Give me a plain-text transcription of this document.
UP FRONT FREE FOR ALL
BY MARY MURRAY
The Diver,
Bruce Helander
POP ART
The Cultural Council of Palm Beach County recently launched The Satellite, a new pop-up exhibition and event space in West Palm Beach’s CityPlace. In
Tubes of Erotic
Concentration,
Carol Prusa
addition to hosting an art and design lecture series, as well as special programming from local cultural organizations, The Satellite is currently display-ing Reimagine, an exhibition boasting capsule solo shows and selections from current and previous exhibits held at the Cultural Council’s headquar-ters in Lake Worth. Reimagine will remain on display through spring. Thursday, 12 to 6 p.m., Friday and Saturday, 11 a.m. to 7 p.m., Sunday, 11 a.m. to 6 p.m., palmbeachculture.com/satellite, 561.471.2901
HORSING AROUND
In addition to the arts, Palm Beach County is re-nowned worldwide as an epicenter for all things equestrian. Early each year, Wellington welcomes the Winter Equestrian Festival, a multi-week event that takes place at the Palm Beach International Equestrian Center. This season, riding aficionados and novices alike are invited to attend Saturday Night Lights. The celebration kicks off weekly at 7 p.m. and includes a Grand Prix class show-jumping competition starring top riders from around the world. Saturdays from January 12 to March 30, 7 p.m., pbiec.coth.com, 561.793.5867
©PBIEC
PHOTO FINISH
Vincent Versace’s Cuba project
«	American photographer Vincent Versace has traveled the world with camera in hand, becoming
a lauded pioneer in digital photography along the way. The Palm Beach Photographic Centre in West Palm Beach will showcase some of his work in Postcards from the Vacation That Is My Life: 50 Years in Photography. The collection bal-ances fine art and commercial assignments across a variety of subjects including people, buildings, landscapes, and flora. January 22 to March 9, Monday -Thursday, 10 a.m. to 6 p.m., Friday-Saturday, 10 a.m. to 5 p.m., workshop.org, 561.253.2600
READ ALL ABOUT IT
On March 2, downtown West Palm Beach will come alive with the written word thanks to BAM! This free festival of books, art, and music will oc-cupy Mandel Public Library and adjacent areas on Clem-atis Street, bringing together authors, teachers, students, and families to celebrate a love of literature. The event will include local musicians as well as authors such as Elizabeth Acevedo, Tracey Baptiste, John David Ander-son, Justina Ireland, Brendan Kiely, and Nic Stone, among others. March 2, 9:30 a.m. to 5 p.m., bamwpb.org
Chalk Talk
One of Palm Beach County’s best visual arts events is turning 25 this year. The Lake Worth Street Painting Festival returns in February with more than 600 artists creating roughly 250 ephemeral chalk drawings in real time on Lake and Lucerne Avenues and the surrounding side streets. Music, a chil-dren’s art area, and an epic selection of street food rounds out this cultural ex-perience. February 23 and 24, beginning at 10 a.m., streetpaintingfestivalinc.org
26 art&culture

━━━━━━━━━━━━━━━━

DIRECTIVE: Print the complete listing again, exactly as it stands.

WRITTEN ANSWER:
Give me a plain-text transcription of this document.
UP FRONT FREE FOR ALL
BY MARY MURRAY
The Diver,
Bruce Helander
POP ART
The Cultural Council of Palm Beach County recently launched The Satellite, a new pop-up exhibition and event space in West Palm Beach’s CityPlace. In
Tubes of Erotic
Concentration,
Carol Prusa
addition to hosting an art and design lecture series, as well as special programming from local cultural organizations, The Satellite is currently display-ing Reimagine, an exhibition boasting capsule solo shows and selections from current and previous exhibits held at the Cultural Council’s headquar-ters in Lake Worth. Reimagine will remain on display through spring. Thursday, 12 to 6 p.m., Friday and Saturday, 11 a.m. to 7 p.m., Sunday, 11 a.m. to 6 p.m., palmbeachculture.com/satellite, 561.471.2901
HORSING AROUND
In addition to the arts, Palm Beach County is re-nowned worldwide as an epicenter for all things equestrian. Early each year, Wellington welcomes the Winter Equestrian Festival, a multi-week event that takes place at the Palm Beach International Equestrian Center. This season, riding aficionados and novices alike are invited to attend Saturday Night Lights. The celebration kicks off weekly at 7 p.m. and includes a Grand Prix class show-jumping competition starring top riders from around the world. Saturdays from January 12 to March 30, 7 p.m., pbiec.coth.com, 561.793.5867
©PBIEC
PHOTO FINISH
Vincent Versace’s Cuba project
«	American photographer Vincent Versace has traveled the world with camera in hand, becoming
a lauded pioneer in digital photography along the way. The Palm Beach Photographic Centre in West Palm Beach will showcase some of his work in Postcards from the Vacation That Is My Life: 50 Years in Photography. The collection bal-ances fine art and commercial assignments across a variety of subjects including people, buildings, landscapes, and flora. January 22 to March 9, Monday -Thursday, 10 a.m. to 6 p.m., Friday-Saturday, 10 a.m. to 5 p.m., workshop.org, 561.253.2600
READ ALL ABOUT IT
On March 2, downtown West Palm Beach will come alive with the written word thanks to BAM! This free festival of books, art, and music will oc-cupy Mandel Public Library and adjacent areas on Clem-atis Street, bringing together authors, teachers, students, and families to celebrate a love of literature. The event will include local musicians as well as authors such as Elizabeth Acevedo, Tracey Baptiste, John David Ander-son, Justina Ireland, Brendan Kiely, and Nic Stone, among others. March 2, 9:30 a.m. to 5 p.m., bamwpb.org
Chalk Talk
One of Palm Beach County’s best visual arts events is turning 25 this year. The Lake Worth Street Painting Festival returns in February with more than 600 artists creating roughly 250 ephemeral chalk drawings in real time on Lake and Lucerne Avenues and the surrounding side streets. Music, a chil-dren’s art area, and an epic selection of street food rounds out this cultural ex-perience. February 23 and 24, beginning at 10 a.m., streetpaintingfestivalinc.org
26 art&culture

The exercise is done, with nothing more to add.